Transcribe the listing in full, excluding any pictures.

Data records
***
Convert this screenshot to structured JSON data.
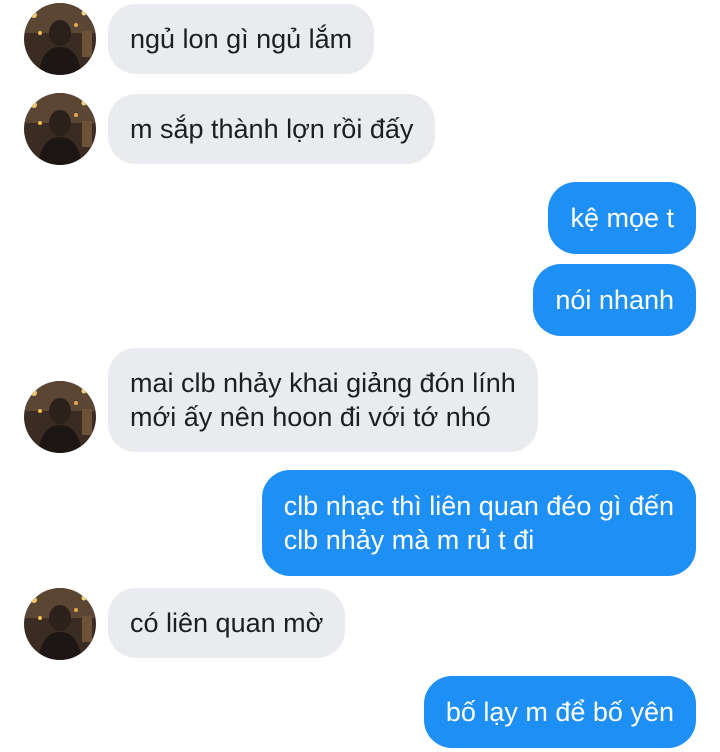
{
  "conversation": {
    "messages": [
      {
        "direction": "incoming",
        "lines": [
          "ngủ lon gì ngủ lắm"
        ]
      },
      {
        "direction": "incoming",
        "lines": [
          "m sắp thành lợn rồi đấy"
        ]
      },
      {
        "direction": "outgoing",
        "lines": [
          "kệ mọe t"
        ]
      },
      {
        "direction": "outgoing",
        "lines": [
          "nói nhanh"
        ]
      },
      {
        "direction": "incoming",
        "lines": [
          "mai clb nhảy khai giảng đón lính",
          "mới ấy nên hoon đi với tớ nhó"
        ]
      },
      {
        "direction": "outgoing",
        "lines": [
          "clb nhạc thì liên quan đéo gì đến",
          "clb nhảy mà m rủ t đi"
        ]
      },
      {
        "direction": "incoming",
        "lines": [
          "có liên quan mờ"
        ]
      },
      {
        "direction": "outgoing",
        "lines": [
          "bố lạy m để bố yên"
        ]
      }
    ]
  },
  "colors": {
    "incoming_bubble": "#e9ebee",
    "outgoing_bubble": "#1e8ff5"
  },
  "icons": {
    "avatar": "contact-avatar-photo"
  }
}
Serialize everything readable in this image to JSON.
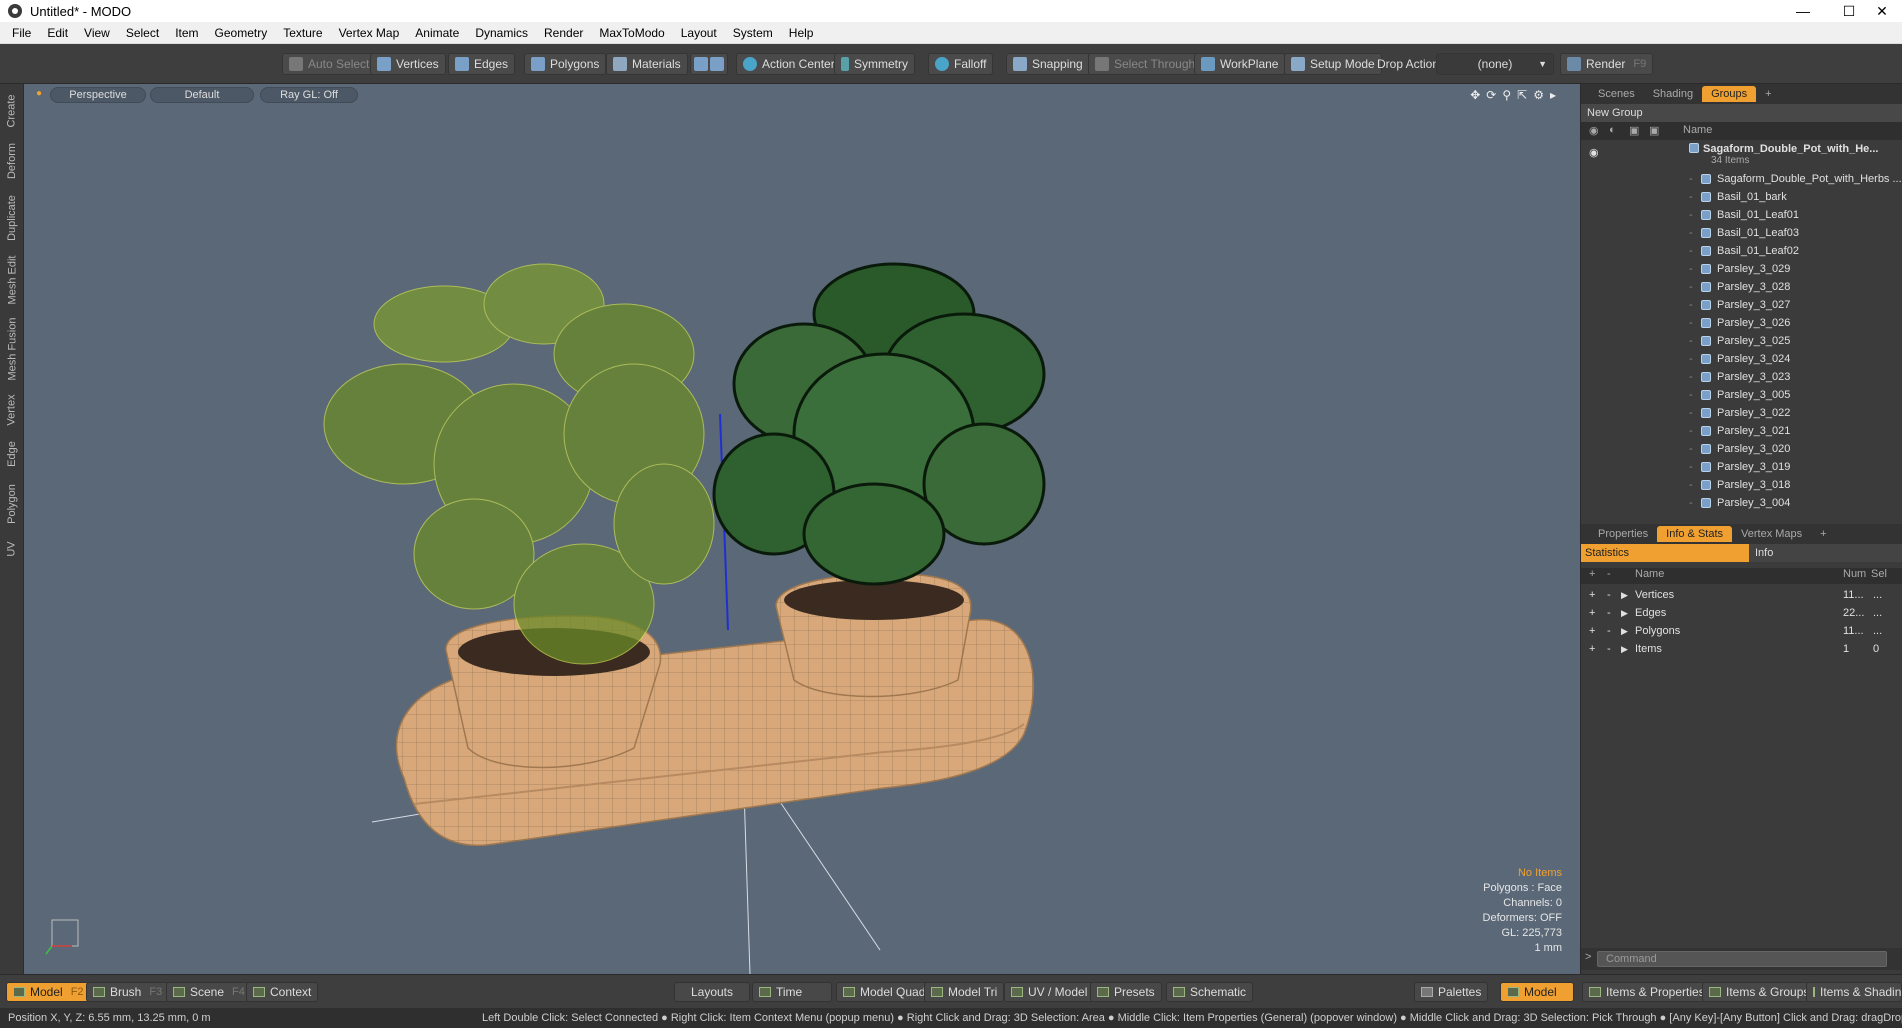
{
  "window": {
    "title": "Untitled* - MODO"
  },
  "menu": [
    "File",
    "Edit",
    "View",
    "Select",
    "Item",
    "Geometry",
    "Texture",
    "Vertex Map",
    "Animate",
    "Dynamics",
    "Render",
    "MaxToModo",
    "Layout",
    "System",
    "Help"
  ],
  "toolbar": {
    "auto_select": "Auto Select",
    "vertices": "Vertices",
    "edges": "Edges",
    "polygons": "Polygons",
    "materials": "Materials",
    "action_center": "Action Center",
    "symmetry": "Symmetry",
    "falloff": "Falloff",
    "snapping": "Snapping",
    "select_through": "Select Through",
    "workplane": "WorkPlane",
    "setup_mode": "Setup Mode",
    "drop_action_label": "Drop Action",
    "drop_action_value": "(none)",
    "render": "Render",
    "render_key": "F9"
  },
  "left_tabs": [
    "Create",
    "Deform",
    "Duplicate",
    "Mesh Edit",
    "Mesh Fusion",
    "Vertex",
    "Edge",
    "Polygon",
    "UV"
  ],
  "viewport": {
    "view": "Perspective",
    "shading": "Default",
    "raygl": "Ray GL: Off",
    "info": {
      "no_items": "No Items",
      "polygons": "Polygons : Face",
      "channels": "Channels: 0",
      "deformers": "Deformers: OFF",
      "gl": "GL: 225,773",
      "scale": "1 mm"
    }
  },
  "scene_panel": {
    "tabs": [
      "Scenes",
      "Shading",
      "Groups"
    ],
    "active_tab": "Groups",
    "new_group": "New Group",
    "name_col": "Name",
    "root": {
      "name": "Sagaform_Double_Pot_with_He...",
      "count": "34 Items"
    },
    "items": [
      "Sagaform_Double_Pot_with_Herbs ...",
      "Basil_01_bark",
      "Basil_01_Leaf01",
      "Basil_01_Leaf03",
      "Basil_01_Leaf02",
      "Parsley_3_029",
      "Parsley_3_028",
      "Parsley_3_027",
      "Parsley_3_026",
      "Parsley_3_025",
      "Parsley_3_024",
      "Parsley_3_023",
      "Parsley_3_005",
      "Parsley_3_022",
      "Parsley_3_021",
      "Parsley_3_020",
      "Parsley_3_019",
      "Parsley_3_018",
      "Parsley_3_004"
    ]
  },
  "stats_panel": {
    "tabs": [
      "Properties",
      "Info & Stats",
      "Vertex Maps"
    ],
    "active_tab": "Info & Stats",
    "subtabs": [
      "Statistics",
      "Info"
    ],
    "cols": {
      "name": "Name",
      "num": "Num",
      "sel": "Sel"
    },
    "rows": [
      {
        "name": "Vertices",
        "num": "11...",
        "sel": "..."
      },
      {
        "name": "Edges",
        "num": "22...",
        "sel": "..."
      },
      {
        "name": "Polygons",
        "num": "11...",
        "sel": "..."
      },
      {
        "name": "Items",
        "num": "1",
        "sel": "0"
      }
    ],
    "command_placeholder": "Command"
  },
  "bottom": {
    "model": "Model",
    "model_key": "F2",
    "brush": "Brush",
    "brush_key": "F3",
    "scene": "Scene",
    "scene_key": "F4",
    "context": "Context",
    "layouts": "Layouts",
    "time": "Time",
    "model_quad": "Model Quad",
    "model_tri": "Model Tri",
    "uv_model": "UV / Model",
    "presets": "Presets",
    "schematic": "Schematic",
    "palettes": "Palettes",
    "model_right": "Model",
    "items_props": "Items & Properties",
    "items_groups": "Items & Groups",
    "items_shading": "Items & Shadin"
  },
  "status": {
    "position": "Position X, Y, Z:  6.55 mm, 13.25 mm, 0 m",
    "hints": "Left Double Click: Select Connected ● Right Click: Item Context Menu (popup menu) ● Right Click and Drag: 3D Selection: Area ● Middle Click: Item Properties (General) (popover window) ● Middle Click and Drag: 3D Selection: Pick Through ● [Any Key]-[Any Button] Click and Drag: dragDrop"
  },
  "colors": {
    "accent": "#f0a030",
    "viewport_bg": "#5a6878",
    "panel_bg": "#3b3b3b"
  }
}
***
Answer to this task:
Convert this screenshot to structured JSON data.
{
  "conversation": {
    "messages": [
      {
        "direction": "incoming",
        "lines": [
          "ngủ lon gì ngủ lắm"
        ]
      },
      {
        "direction": "incoming",
        "lines": [
          "m sắp thành lợn rồi đấy"
        ]
      },
      {
        "direction": "outgoing",
        "lines": [
          "kệ mọe t"
        ]
      },
      {
        "direction": "outgoing",
        "lines": [
          "nói nhanh"
        ]
      },
      {
        "direction": "incoming",
        "lines": [
          "mai clb nhảy khai giảng đón lính",
          "mới ấy nên hoon đi với tớ nhó"
        ]
      },
      {
        "direction": "outgoing",
        "lines": [
          "clb nhạc thì liên quan đéo gì đến",
          "clb nhảy mà m rủ t đi"
        ]
      },
      {
        "direction": "incoming",
        "lines": [
          "có liên quan mờ"
        ]
      },
      {
        "direction": "outgoing",
        "lines": [
          "bố lạy m để bố yên"
        ]
      }
    ]
  },
  "colors": {
    "incoming_bubble": "#e9ebee",
    "outgoing_bubble": "#1e8ff5"
  },
  "icons": {
    "avatar": "contact-avatar-photo"
  }
}
Serialize everything readable in this image to JSON.
{
  "window": {
    "title": "Untitled* - MODO"
  },
  "menu": [
    "File",
    "Edit",
    "View",
    "Select",
    "Item",
    "Geometry",
    "Texture",
    "Vertex Map",
    "Animate",
    "Dynamics",
    "Render",
    "MaxToModo",
    "Layout",
    "System",
    "Help"
  ],
  "toolbar": {
    "auto_select": "Auto Select",
    "vertices": "Vertices",
    "edges": "Edges",
    "polygons": "Polygons",
    "materials": "Materials",
    "action_center": "Action Center",
    "symmetry": "Symmetry",
    "falloff": "Falloff",
    "snapping": "Snapping",
    "select_through": "Select Through",
    "workplane": "WorkPlane",
    "setup_mode": "Setup Mode",
    "drop_action_label": "Drop Action",
    "drop_action_value": "(none)",
    "render": "Render",
    "render_key": "F9"
  },
  "left_tabs": [
    "Create",
    "Deform",
    "Duplicate",
    "Mesh Edit",
    "Mesh Fusion",
    "Vertex",
    "Edge",
    "Polygon",
    "UV"
  ],
  "viewport": {
    "view": "Perspective",
    "shading": "Default",
    "raygl": "Ray GL: Off",
    "info": {
      "no_items": "No Items",
      "polygons": "Polygons : Face",
      "channels": "Channels: 0",
      "deformers": "Deformers: OFF",
      "gl": "GL: 225,773",
      "scale": "1 mm"
    }
  },
  "scene_panel": {
    "tabs": [
      "Scenes",
      "Shading",
      "Groups"
    ],
    "active_tab": "Groups",
    "new_group": "New Group",
    "name_col": "Name",
    "root": {
      "name": "Sagaform_Double_Pot_with_He...",
      "count": "34 Items"
    },
    "items": [
      "Sagaform_Double_Pot_with_Herbs ...",
      "Basil_01_bark",
      "Basil_01_Leaf01",
      "Basil_01_Leaf03",
      "Basil_01_Leaf02",
      "Parsley_3_029",
      "Parsley_3_028",
      "Parsley_3_027",
      "Parsley_3_026",
      "Parsley_3_025",
      "Parsley_3_024",
      "Parsley_3_023",
      "Parsley_3_005",
      "Parsley_3_022",
      "Parsley_3_021",
      "Parsley_3_020",
      "Parsley_3_019",
      "Parsley_3_018",
      "Parsley_3_004"
    ]
  },
  "stats_panel": {
    "tabs": [
      "Properties",
      "Info & Stats",
      "Vertex Maps"
    ],
    "active_tab": "Info & Stats",
    "subtabs": [
      "Statistics",
      "Info"
    ],
    "cols": {
      "name": "Name",
      "num": "Num",
      "sel": "Sel"
    },
    "rows": [
      {
        "name": "Vertices",
        "num": "11...",
        "sel": "..."
      },
      {
        "name": "Edges",
        "num": "22...",
        "sel": "..."
      },
      {
        "name": "Polygons",
        "num": "11...",
        "sel": "..."
      },
      {
        "name": "Items",
        "num": "1",
        "sel": "0"
      }
    ],
    "command_placeholder": "Command"
  },
  "bottom": {
    "model": "Model",
    "model_key": "F2",
    "brush": "Brush",
    "brush_key": "F3",
    "scene": "Scene",
    "scene_key": "F4",
    "context": "Context",
    "layouts": "Layouts",
    "time": "Time",
    "model_quad": "Model Quad",
    "model_tri": "Model Tri",
    "uv_model": "UV / Model",
    "presets": "Presets",
    "schematic": "Schematic",
    "palettes": "Palettes",
    "model_right": "Model",
    "items_props": "Items & Properties",
    "items_groups": "Items & Groups",
    "items_shading": "Items & Shadin"
  },
  "status": {
    "position": "Position X, Y, Z:  6.55 mm, 13.25 mm, 0 m",
    "hints": "Left Double Click: Select Connected ● Right Click: Item Context Menu (popup menu) ● Right Click and Drag: 3D Selection: Area ● Middle Click: Item Properties (General) (popover window) ● Middle Click and Drag: 3D Selection: Pick Through ● [Any Key]-[Any Button] Click and Drag: dragDrop"
  },
  "colors": {
    "accent": "#f0a030",
    "viewport_bg": "#5a6878",
    "panel_bg": "#3b3b3b"
  }
}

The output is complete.